**Set task**.
Images are not part of the copy; transcribe all the data exactly.
━━━━━━━━━━━━━━━━
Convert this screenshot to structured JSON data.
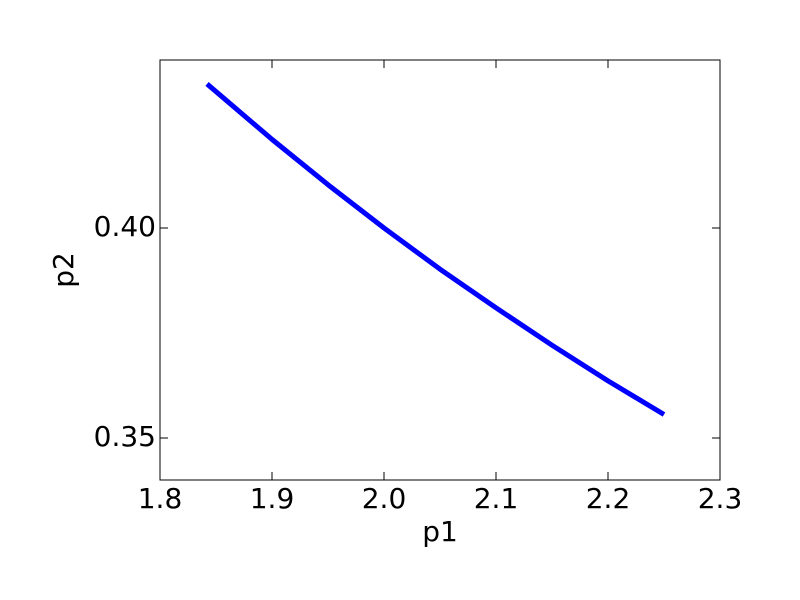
{
  "chart_data": {
    "type": "line",
    "x_label": "p1",
    "y_label": "p2",
    "x": [
      1.842,
      1.9,
      1.95,
      2.0,
      2.05,
      2.1,
      2.15,
      2.2,
      2.25
    ],
    "series": [
      {
        "color": "#0000ff",
        "values": [
          0.4343,
          0.4211,
          0.4103,
          0.4,
          0.3902,
          0.381,
          0.3721,
          0.3636,
          0.3556
        ]
      }
    ],
    "xlim": [
      1.8,
      2.3
    ],
    "xticks": [
      1.8,
      1.9,
      {
        "value": 2,
        "label": "2.0"
      },
      2.1,
      2.2,
      2.3
    ],
    "ylim": [
      0.34,
      0.44
    ],
    "yticks": [
      0.35,
      {
        "value": 0.4,
        "label": "0.40"
      }
    ]
  }
}
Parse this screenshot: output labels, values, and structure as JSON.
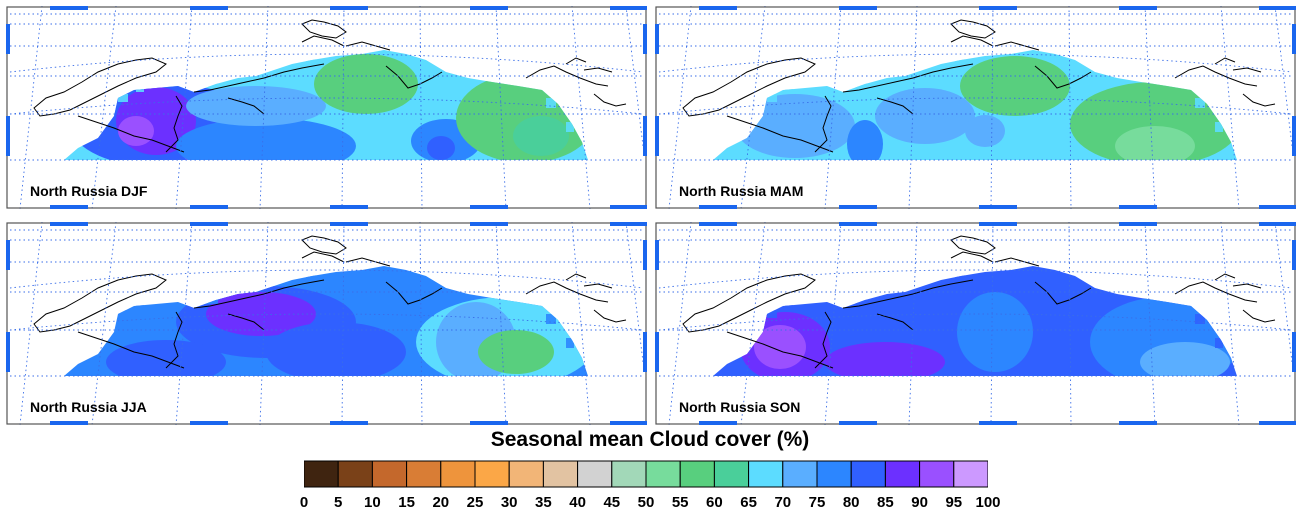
{
  "panels": [
    {
      "id": "djf",
      "label": "North Russia DJF"
    },
    {
      "id": "mam",
      "label": "North Russia MAM"
    },
    {
      "id": "jja",
      "label": "North Russia JJA"
    },
    {
      "id": "son",
      "label": "North Russia SON"
    }
  ],
  "colorbar": {
    "title": "Seasonal mean Cloud cover (%)",
    "ticks": [
      "0",
      "5",
      "10",
      "15",
      "20",
      "25",
      "30",
      "35",
      "40",
      "45",
      "50",
      "55",
      "60",
      "65",
      "70",
      "75",
      "80",
      "85",
      "90",
      "95",
      "100"
    ],
    "colors": [
      "#3f2410",
      "#7a4118",
      "#c4682c",
      "#d97d35",
      "#ee943c",
      "#fba747",
      "#f2b577",
      "#e2c3a2",
      "#d2d2d2",
      "#a2d8b8",
      "#77dc9c",
      "#58cf7e",
      "#4acf9a",
      "#5cdcff",
      "#5aaeff",
      "#2c86ff",
      "#3060ff",
      "#6c30ff",
      "#9a50ff",
      "#cc99ff"
    ]
  },
  "map_colors": {
    "frame_blue": "#1a66ee",
    "grid_blue": "#3a6ee8"
  }
}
━━━━━━━━━━━━━━━━
**Result for this exercise**.
Convert this screenshot to structured JSON data.
{
  "chart_data": {
    "type": "line",
    "x_label": "p1",
    "y_label": "p2",
    "x": [
      1.842,
      1.9,
      1.95,
      2.0,
      2.05,
      2.1,
      2.15,
      2.2,
      2.25
    ],
    "series": [
      {
        "color": "#0000ff",
        "values": [
          0.4343,
          0.4211,
          0.4103,
          0.4,
          0.3902,
          0.381,
          0.3721,
          0.3636,
          0.3556
        ]
      }
    ],
    "xlim": [
      1.8,
      2.3
    ],
    "xticks": [
      1.8,
      1.9,
      {
        "value": 2,
        "label": "2.0"
      },
      2.1,
      2.2,
      2.3
    ],
    "ylim": [
      0.34,
      0.44
    ],
    "yticks": [
      0.35,
      {
        "value": 0.4,
        "label": "0.40"
      }
    ]
  }
}
Parse this screenshot: output labels, values, and structure as JSON.
{
  "panels": [
    {
      "id": "djf",
      "label": "North Russia DJF"
    },
    {
      "id": "mam",
      "label": "North Russia MAM"
    },
    {
      "id": "jja",
      "label": "North Russia JJA"
    },
    {
      "id": "son",
      "label": "North Russia SON"
    }
  ],
  "colorbar": {
    "title": "Seasonal mean Cloud cover (%)",
    "ticks": [
      "0",
      "5",
      "10",
      "15",
      "20",
      "25",
      "30",
      "35",
      "40",
      "45",
      "50",
      "55",
      "60",
      "65",
      "70",
      "75",
      "80",
      "85",
      "90",
      "95",
      "100"
    ],
    "colors": [
      "#3f2410",
      "#7a4118",
      "#c4682c",
      "#d97d35",
      "#ee943c",
      "#fba747",
      "#f2b577",
      "#e2c3a2",
      "#d2d2d2",
      "#a2d8b8",
      "#77dc9c",
      "#58cf7e",
      "#4acf9a",
      "#5cdcff",
      "#5aaeff",
      "#2c86ff",
      "#3060ff",
      "#6c30ff",
      "#9a50ff",
      "#cc99ff"
    ]
  },
  "map_colors": {
    "frame_blue": "#1a66ee",
    "grid_blue": "#3a6ee8"
  }
}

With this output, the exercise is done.